● **WORK TO COMPLETE**:
Transcribe the listing verbatim. Do not carry over any pictures.

● **SUPPLIED MATERIAL**:
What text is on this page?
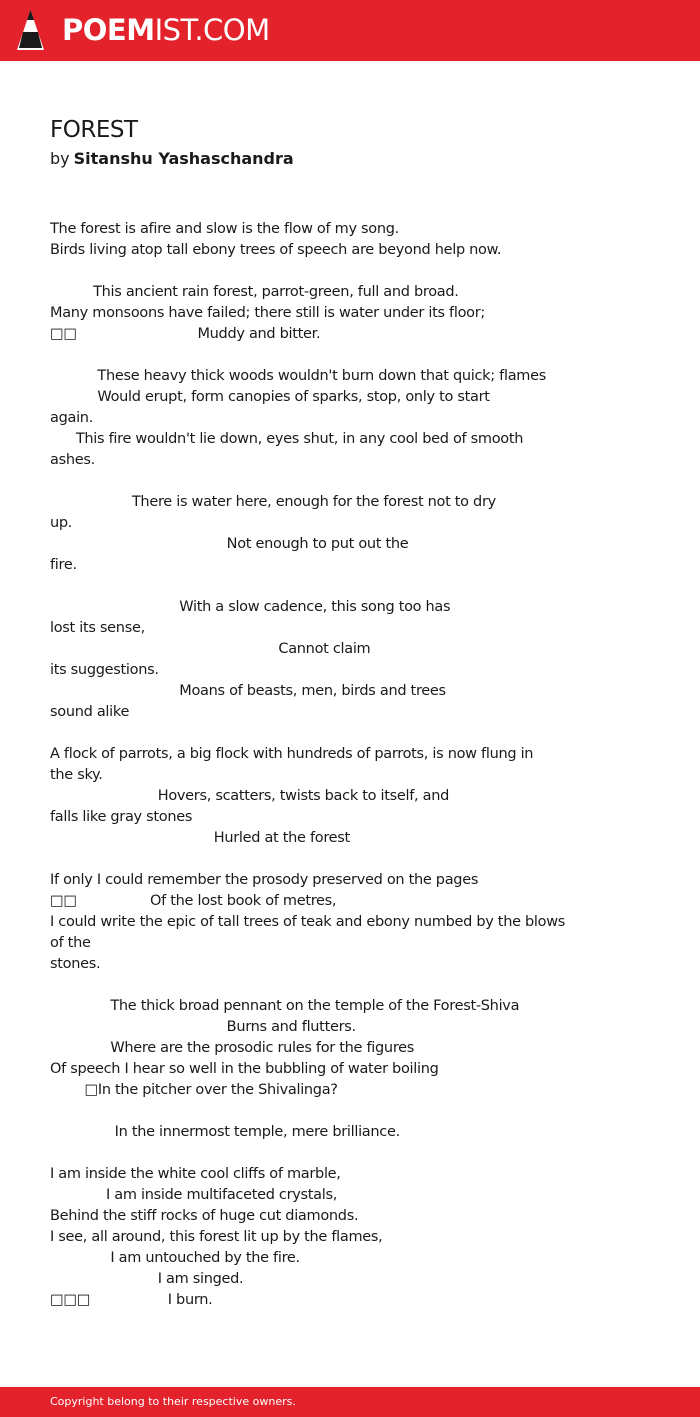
POEMIST.COM
FOREST
by Sitanshu Yashaschandra
The forest is afire and slow is the flow of my song.
Birds living atop tall ebony trees of speech are beyond help now.
This ancient rain forest, parrot-green, full and broad.
Many monsoons have failed; there still is water under its floor;
□□                            Muddy and bitter.
These heavy thick woods wouldn't burn down that quick; flames
Would erupt, form canopies of sparks, stop, only to start
again.
This fire wouldn't lie down, eyes shut, in any cool bed of smooth
ashes.
There is water here, enough for the forest not to dry
up.
Not enough to put out the
fire.
With a slow cadence, this song too has
lost its sense,
Cannot claim
its suggestions.
Moans of beasts, men, birds and trees
sound alike
A flock of parrots, a big flock with hundreds of parrots, is now flung in
the sky.
Hovers, scatters, twists back to itself, and
falls like gray stones
Hurled at the forest
If only I could remember the prosody preserved on the pages
□□                 Of the lost book of metres,
I could write the epic of tall trees of teak and ebony numbed by the blows
of the
stones.
The thick broad pennant on the temple of the Forest-Shiva
Burns and flutters.
Where are the prosodic rules for the figures
Of speech I hear so well in the bubbling of water boiling
□In the pitcher over the Shivalinga?
In the innermost temple, mere brilliance.
I am inside the white cool cliffs of marble,
I am inside multifaceted crystals,
Behind the stiff rocks of huge cut diamonds.
I see, all around, this forest lit up by the flames,
I am untouched by the fire.
I am singed.
□□□                  I burn.
Copyright belong to their respective owners.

● **ANSWER TO THE PROBLEM**:
What text is on this page?
POEMIST.COM
FOREST
by Sitanshu Yashaschandra
The forest is afire and slow is the flow of my song.
Birds living atop tall ebony trees of speech are beyond help now.
This ancient rain forest, parrot-green, full and broad.
Many monsoons have failed; there still is water under its floor;
□□                            Muddy and bitter.
These heavy thick woods wouldn't burn down that quick; flames
Would erupt, form canopies of sparks, stop, only to start
again.
This fire wouldn't lie down, eyes shut, in any cool bed of smooth
ashes.
There is water here, enough for the forest not to dry
up.
Not enough to put out the
fire.
With a slow cadence, this song too has
lost its sense,
Cannot claim
its suggestions.
Moans of beasts, men, birds and trees
sound alike
A flock of parrots, a big flock with hundreds of parrots, is now flung in
the sky.
Hovers, scatters, twists back to itself, and
falls like gray stones
Hurled at the forest
If only I could remember the prosody preserved on the pages
□□                 Of the lost book of metres,
I could write the epic of tall trees of teak and ebony numbed by the blows
of the
stones.
The thick broad pennant on the temple of the Forest-Shiva
Burns and flutters.
Where are the prosodic rules for the figures
Of speech I hear so well in the bubbling of water boiling
□In the pitcher over the Shivalinga?
In the innermost temple, mere brilliance.
I am inside the white cool cliffs of marble,
I am inside multifaceted crystals,
Behind the stiff rocks of huge cut diamonds.
I see, all around, this forest lit up by the flames,
I am untouched by the fire.
I am singed.
□□□                  I burn.
Copyright belong to their respective owners.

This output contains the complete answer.